▸ Supplied information
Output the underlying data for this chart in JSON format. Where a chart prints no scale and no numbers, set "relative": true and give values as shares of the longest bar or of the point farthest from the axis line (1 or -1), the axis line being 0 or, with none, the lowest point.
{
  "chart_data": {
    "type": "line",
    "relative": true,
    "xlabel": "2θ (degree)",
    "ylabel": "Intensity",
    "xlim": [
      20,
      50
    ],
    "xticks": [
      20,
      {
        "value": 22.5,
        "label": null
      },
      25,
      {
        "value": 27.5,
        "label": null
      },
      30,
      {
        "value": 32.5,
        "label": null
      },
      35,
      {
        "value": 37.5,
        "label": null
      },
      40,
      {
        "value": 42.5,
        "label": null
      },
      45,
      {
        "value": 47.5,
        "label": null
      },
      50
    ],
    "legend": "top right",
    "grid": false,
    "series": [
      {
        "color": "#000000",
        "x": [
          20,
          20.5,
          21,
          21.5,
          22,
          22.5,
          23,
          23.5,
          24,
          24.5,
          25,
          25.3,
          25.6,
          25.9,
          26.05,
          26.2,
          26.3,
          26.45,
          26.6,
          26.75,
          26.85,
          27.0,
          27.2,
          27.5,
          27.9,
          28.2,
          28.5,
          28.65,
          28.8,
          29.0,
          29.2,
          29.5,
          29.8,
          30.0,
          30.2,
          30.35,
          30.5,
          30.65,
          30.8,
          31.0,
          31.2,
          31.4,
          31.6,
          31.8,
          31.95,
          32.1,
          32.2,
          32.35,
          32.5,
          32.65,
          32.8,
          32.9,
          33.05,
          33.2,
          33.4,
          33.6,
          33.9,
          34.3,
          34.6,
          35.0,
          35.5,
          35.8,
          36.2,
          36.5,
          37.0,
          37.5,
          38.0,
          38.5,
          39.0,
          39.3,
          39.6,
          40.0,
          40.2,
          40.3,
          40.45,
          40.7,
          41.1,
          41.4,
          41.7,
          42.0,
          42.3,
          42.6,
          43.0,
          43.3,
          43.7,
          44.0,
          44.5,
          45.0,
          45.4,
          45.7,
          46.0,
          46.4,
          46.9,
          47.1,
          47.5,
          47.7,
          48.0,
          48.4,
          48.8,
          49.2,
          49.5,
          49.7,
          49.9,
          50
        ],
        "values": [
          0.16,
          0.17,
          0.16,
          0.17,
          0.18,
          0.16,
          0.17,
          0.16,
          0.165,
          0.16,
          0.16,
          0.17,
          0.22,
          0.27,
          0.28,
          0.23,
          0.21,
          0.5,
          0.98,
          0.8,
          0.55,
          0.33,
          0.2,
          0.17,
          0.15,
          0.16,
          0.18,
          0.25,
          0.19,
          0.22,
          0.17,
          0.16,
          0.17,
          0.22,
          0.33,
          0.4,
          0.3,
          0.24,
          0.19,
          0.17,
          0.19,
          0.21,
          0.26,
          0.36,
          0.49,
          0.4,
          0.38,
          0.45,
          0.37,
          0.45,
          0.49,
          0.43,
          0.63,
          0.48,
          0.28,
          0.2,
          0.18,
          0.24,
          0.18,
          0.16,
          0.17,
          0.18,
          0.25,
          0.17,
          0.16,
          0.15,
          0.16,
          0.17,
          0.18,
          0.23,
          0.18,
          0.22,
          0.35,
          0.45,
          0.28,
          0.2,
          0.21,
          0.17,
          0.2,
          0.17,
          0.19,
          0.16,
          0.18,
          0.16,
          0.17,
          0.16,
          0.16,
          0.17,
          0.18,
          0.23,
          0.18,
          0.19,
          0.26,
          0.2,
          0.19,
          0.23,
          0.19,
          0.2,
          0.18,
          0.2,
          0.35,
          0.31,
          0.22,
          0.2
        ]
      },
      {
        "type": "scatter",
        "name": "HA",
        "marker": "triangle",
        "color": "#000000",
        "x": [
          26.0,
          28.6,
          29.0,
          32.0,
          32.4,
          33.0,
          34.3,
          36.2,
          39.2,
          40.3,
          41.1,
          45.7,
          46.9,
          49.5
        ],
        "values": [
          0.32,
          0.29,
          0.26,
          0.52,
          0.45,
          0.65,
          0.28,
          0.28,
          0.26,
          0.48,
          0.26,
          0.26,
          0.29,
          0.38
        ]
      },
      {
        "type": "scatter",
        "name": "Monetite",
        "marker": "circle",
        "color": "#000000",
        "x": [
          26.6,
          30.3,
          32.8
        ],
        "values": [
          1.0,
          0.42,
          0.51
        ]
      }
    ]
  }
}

▸ Task objective
From the records above, extract each line exactly as shown.

▸ Answer to the exercise
Output the underlying data for this chart in JSON format. Where a chart prints no scale and no numbers, set "relative": true and give values as shares of the longest bar or of the point farthest from the axis line (1 or -1), the axis line being 0 or, with none, the lowest point.
{
  "chart_data": {
    "type": "line",
    "relative": true,
    "xlabel": "2θ (degree)",
    "ylabel": "Intensity",
    "xlim": [
      20,
      50
    ],
    "xticks": [
      20,
      {
        "value": 22.5,
        "label": null
      },
      25,
      {
        "value": 27.5,
        "label": null
      },
      30,
      {
        "value": 32.5,
        "label": null
      },
      35,
      {
        "value": 37.5,
        "label": null
      },
      40,
      {
        "value": 42.5,
        "label": null
      },
      45,
      {
        "value": 47.5,
        "label": null
      },
      50
    ],
    "legend": "top right",
    "grid": false,
    "series": [
      {
        "color": "#000000",
        "x": [
          20,
          20.5,
          21,
          21.5,
          22,
          22.5,
          23,
          23.5,
          24,
          24.5,
          25,
          25.3,
          25.6,
          25.9,
          26.05,
          26.2,
          26.3,
          26.45,
          26.6,
          26.75,
          26.85,
          27.0,
          27.2,
          27.5,
          27.9,
          28.2,
          28.5,
          28.65,
          28.8,
          29.0,
          29.2,
          29.5,
          29.8,
          30.0,
          30.2,
          30.35,
          30.5,
          30.65,
          30.8,
          31.0,
          31.2,
          31.4,
          31.6,
          31.8,
          31.95,
          32.1,
          32.2,
          32.35,
          32.5,
          32.65,
          32.8,
          32.9,
          33.05,
          33.2,
          33.4,
          33.6,
          33.9,
          34.3,
          34.6,
          35.0,
          35.5,
          35.8,
          36.2,
          36.5,
          37.0,
          37.5,
          38.0,
          38.5,
          39.0,
          39.3,
          39.6,
          40.0,
          40.2,
          40.3,
          40.45,
          40.7,
          41.1,
          41.4,
          41.7,
          42.0,
          42.3,
          42.6,
          43.0,
          43.3,
          43.7,
          44.0,
          44.5,
          45.0,
          45.4,
          45.7,
          46.0,
          46.4,
          46.9,
          47.1,
          47.5,
          47.7,
          48.0,
          48.4,
          48.8,
          49.2,
          49.5,
          49.7,
          49.9,
          50
        ],
        "values": [
          0.16,
          0.17,
          0.16,
          0.17,
          0.18,
          0.16,
          0.17,
          0.16,
          0.165,
          0.16,
          0.16,
          0.17,
          0.22,
          0.27,
          0.28,
          0.23,
          0.21,
          0.5,
          0.98,
          0.8,
          0.55,
          0.33,
          0.2,
          0.17,
          0.15,
          0.16,
          0.18,
          0.25,
          0.19,
          0.22,
          0.17,
          0.16,
          0.17,
          0.22,
          0.33,
          0.4,
          0.3,
          0.24,
          0.19,
          0.17,
          0.19,
          0.21,
          0.26,
          0.36,
          0.49,
          0.4,
          0.38,
          0.45,
          0.37,
          0.45,
          0.49,
          0.43,
          0.63,
          0.48,
          0.28,
          0.2,
          0.18,
          0.24,
          0.18,
          0.16,
          0.17,
          0.18,
          0.25,
          0.17,
          0.16,
          0.15,
          0.16,
          0.17,
          0.18,
          0.23,
          0.18,
          0.22,
          0.35,
          0.45,
          0.28,
          0.2,
          0.21,
          0.17,
          0.2,
          0.17,
          0.19,
          0.16,
          0.18,
          0.16,
          0.17,
          0.16,
          0.16,
          0.17,
          0.18,
          0.23,
          0.18,
          0.19,
          0.26,
          0.2,
          0.19,
          0.23,
          0.19,
          0.2,
          0.18,
          0.2,
          0.35,
          0.31,
          0.22,
          0.2
        ]
      },
      {
        "type": "scatter",
        "name": "HA",
        "marker": "triangle",
        "color": "#000000",
        "x": [
          26.0,
          28.6,
          29.0,
          32.0,
          32.4,
          33.0,
          34.3,
          36.2,
          39.2,
          40.3,
          41.1,
          45.7,
          46.9,
          49.5
        ],
        "values": [
          0.32,
          0.29,
          0.26,
          0.52,
          0.45,
          0.65,
          0.28,
          0.28,
          0.26,
          0.48,
          0.26,
          0.26,
          0.29,
          0.38
        ]
      },
      {
        "type": "scatter",
        "name": "Monetite",
        "marker": "circle",
        "color": "#000000",
        "x": [
          26.6,
          30.3,
          32.8
        ],
        "values": [
          1.0,
          0.42,
          0.51
        ]
      }
    ]
  }
}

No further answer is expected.